● Aim: Search the material below for the word "JSON". Copy every line that has it.
+===+
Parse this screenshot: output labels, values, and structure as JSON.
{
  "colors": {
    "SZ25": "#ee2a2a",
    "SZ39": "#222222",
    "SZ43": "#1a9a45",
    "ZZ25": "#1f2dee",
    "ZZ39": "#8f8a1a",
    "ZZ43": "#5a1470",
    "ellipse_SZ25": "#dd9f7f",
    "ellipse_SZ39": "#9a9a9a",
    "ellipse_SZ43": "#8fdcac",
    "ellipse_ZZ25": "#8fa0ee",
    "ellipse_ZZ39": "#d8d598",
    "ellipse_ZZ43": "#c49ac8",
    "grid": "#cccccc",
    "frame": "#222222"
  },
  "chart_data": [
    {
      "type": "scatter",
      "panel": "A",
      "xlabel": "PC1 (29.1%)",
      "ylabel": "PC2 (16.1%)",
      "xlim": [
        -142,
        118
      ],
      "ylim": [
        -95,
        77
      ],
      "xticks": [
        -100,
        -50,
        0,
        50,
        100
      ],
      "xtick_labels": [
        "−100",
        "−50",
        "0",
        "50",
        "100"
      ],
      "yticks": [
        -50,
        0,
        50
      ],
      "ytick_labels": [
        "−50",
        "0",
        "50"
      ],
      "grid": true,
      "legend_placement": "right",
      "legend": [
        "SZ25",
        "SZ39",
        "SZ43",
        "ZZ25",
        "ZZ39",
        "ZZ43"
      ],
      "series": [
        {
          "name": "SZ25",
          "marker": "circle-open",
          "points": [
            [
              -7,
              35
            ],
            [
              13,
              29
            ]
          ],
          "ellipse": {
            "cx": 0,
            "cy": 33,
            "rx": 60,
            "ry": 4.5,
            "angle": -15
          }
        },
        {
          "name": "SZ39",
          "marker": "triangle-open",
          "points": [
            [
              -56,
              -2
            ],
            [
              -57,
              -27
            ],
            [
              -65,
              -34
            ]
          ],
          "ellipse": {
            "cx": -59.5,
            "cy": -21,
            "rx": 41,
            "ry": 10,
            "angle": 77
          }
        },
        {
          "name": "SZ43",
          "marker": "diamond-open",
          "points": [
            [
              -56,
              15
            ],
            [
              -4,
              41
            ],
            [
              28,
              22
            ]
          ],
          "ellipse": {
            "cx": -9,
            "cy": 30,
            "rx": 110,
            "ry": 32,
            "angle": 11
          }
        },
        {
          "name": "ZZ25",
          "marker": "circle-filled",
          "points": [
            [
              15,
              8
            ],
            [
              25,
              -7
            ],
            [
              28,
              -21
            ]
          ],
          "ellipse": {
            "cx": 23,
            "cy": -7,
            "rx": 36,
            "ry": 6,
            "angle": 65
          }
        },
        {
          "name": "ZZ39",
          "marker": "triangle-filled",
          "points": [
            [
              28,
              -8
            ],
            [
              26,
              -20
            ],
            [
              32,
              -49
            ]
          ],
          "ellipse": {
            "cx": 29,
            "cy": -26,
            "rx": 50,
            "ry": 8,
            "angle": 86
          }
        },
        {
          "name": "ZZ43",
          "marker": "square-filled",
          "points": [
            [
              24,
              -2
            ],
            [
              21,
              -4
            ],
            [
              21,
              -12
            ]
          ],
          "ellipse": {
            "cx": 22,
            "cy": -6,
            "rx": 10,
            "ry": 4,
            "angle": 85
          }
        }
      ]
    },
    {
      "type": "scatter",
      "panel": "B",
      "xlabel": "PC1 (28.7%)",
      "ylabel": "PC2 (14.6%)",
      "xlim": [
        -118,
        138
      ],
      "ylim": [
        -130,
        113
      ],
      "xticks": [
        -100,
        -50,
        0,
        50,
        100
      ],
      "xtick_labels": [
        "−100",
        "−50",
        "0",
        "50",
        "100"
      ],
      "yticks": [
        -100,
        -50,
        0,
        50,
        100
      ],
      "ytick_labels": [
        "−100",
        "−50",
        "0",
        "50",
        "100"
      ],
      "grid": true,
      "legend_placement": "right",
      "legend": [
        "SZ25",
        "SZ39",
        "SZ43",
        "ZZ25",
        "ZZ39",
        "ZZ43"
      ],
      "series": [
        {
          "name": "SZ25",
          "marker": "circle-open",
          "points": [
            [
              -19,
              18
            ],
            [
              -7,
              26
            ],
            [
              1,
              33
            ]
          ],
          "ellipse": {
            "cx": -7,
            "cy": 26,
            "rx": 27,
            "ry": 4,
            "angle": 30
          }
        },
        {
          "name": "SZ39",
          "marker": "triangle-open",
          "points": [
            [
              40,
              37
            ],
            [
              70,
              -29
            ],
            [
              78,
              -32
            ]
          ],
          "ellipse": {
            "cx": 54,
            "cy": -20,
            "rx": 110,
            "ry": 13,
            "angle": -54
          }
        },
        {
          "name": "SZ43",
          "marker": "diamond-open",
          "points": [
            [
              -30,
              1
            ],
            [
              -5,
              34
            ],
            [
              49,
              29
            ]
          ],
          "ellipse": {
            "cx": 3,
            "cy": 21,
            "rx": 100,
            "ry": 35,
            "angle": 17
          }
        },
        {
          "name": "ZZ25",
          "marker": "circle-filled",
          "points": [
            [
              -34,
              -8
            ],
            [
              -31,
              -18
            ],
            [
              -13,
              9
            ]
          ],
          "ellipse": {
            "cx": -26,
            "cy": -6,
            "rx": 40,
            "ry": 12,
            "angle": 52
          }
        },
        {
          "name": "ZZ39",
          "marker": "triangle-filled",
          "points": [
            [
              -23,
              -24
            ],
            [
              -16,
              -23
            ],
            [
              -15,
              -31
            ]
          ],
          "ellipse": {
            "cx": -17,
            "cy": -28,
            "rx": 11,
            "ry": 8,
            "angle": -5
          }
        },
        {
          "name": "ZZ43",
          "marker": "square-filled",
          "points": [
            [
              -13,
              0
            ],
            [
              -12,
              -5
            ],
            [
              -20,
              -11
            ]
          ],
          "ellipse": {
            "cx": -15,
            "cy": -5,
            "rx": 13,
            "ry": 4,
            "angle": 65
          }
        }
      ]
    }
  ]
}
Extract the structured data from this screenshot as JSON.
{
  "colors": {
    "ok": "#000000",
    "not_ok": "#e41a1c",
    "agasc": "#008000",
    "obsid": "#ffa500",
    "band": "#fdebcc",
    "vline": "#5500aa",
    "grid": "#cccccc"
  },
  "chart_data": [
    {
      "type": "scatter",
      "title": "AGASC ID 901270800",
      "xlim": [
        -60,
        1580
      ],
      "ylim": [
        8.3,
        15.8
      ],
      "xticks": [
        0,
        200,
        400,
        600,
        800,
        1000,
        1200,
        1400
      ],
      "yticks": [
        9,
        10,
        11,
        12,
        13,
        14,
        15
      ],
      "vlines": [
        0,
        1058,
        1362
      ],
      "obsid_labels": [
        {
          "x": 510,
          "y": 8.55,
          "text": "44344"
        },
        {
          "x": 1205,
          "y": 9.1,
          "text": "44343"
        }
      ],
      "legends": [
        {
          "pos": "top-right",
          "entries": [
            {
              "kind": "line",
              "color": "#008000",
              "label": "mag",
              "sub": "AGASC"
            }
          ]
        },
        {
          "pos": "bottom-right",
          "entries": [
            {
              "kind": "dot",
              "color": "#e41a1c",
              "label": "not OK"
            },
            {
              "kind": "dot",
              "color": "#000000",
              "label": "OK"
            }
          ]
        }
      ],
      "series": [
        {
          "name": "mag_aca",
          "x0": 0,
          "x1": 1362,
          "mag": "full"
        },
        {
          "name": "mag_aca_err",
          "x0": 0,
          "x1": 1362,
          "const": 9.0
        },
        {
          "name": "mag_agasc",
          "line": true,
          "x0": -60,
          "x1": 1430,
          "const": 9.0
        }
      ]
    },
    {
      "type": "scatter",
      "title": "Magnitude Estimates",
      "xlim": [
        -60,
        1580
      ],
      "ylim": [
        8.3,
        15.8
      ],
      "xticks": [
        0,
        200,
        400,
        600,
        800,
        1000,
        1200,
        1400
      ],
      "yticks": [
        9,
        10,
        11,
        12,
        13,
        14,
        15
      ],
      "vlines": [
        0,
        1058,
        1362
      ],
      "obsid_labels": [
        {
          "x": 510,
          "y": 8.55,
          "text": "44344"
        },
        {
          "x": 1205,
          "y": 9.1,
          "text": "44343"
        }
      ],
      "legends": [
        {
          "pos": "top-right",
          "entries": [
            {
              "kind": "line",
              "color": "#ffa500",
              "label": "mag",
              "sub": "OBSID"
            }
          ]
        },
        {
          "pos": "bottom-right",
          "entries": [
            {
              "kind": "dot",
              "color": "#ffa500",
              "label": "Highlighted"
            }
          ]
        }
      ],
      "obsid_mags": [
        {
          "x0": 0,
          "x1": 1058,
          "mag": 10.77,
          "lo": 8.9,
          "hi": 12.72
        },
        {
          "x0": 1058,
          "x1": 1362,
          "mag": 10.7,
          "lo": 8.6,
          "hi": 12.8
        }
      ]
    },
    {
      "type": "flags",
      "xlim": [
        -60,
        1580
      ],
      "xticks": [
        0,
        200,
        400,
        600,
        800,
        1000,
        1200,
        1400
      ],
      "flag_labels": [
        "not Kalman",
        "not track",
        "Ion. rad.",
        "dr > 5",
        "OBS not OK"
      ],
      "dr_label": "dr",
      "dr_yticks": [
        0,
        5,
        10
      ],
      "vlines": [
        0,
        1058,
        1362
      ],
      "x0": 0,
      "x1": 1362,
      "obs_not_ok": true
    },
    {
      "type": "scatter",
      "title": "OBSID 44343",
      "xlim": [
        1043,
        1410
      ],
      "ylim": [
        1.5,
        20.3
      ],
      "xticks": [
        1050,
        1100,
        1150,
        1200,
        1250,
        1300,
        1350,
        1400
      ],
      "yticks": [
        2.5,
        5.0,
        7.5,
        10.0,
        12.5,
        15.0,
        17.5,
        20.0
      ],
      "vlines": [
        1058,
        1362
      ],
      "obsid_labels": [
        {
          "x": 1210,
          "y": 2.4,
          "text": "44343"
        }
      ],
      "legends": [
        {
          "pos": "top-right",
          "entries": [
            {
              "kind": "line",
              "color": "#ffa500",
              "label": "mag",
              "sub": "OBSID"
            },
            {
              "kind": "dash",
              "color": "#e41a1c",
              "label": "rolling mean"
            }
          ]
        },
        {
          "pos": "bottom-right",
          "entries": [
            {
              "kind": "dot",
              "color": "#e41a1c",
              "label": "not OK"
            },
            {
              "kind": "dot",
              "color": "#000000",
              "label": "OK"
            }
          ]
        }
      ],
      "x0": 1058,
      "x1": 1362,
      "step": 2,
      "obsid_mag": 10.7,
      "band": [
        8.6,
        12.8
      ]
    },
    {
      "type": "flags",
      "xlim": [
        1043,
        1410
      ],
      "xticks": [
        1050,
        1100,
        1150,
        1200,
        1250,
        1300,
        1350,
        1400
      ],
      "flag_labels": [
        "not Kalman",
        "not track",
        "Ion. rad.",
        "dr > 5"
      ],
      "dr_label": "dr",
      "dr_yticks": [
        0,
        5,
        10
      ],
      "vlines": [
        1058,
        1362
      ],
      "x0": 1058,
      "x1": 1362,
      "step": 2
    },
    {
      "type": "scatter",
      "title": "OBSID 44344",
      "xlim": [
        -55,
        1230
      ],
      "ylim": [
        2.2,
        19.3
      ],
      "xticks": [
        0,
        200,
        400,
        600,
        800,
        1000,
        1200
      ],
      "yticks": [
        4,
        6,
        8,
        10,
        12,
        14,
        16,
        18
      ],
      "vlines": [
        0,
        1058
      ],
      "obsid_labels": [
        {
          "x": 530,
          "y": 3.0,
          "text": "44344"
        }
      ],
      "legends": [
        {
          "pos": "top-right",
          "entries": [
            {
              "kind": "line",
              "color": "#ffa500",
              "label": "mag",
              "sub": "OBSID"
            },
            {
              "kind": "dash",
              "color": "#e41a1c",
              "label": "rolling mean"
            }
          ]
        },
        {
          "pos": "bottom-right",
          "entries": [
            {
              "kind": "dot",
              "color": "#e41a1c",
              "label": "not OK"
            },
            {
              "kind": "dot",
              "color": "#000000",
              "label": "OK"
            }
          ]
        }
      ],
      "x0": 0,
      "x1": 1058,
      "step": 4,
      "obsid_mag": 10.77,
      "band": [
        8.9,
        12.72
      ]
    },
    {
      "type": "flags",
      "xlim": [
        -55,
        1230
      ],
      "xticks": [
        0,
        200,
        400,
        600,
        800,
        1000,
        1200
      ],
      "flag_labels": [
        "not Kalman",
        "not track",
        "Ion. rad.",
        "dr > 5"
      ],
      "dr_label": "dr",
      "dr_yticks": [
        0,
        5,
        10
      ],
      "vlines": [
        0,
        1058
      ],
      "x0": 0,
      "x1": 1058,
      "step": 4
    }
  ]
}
+===+
● Solution to the exercise:
Parse this screenshot: output labels, values, and structure as JSON.
Extract the structured data from this screenshot as JSON.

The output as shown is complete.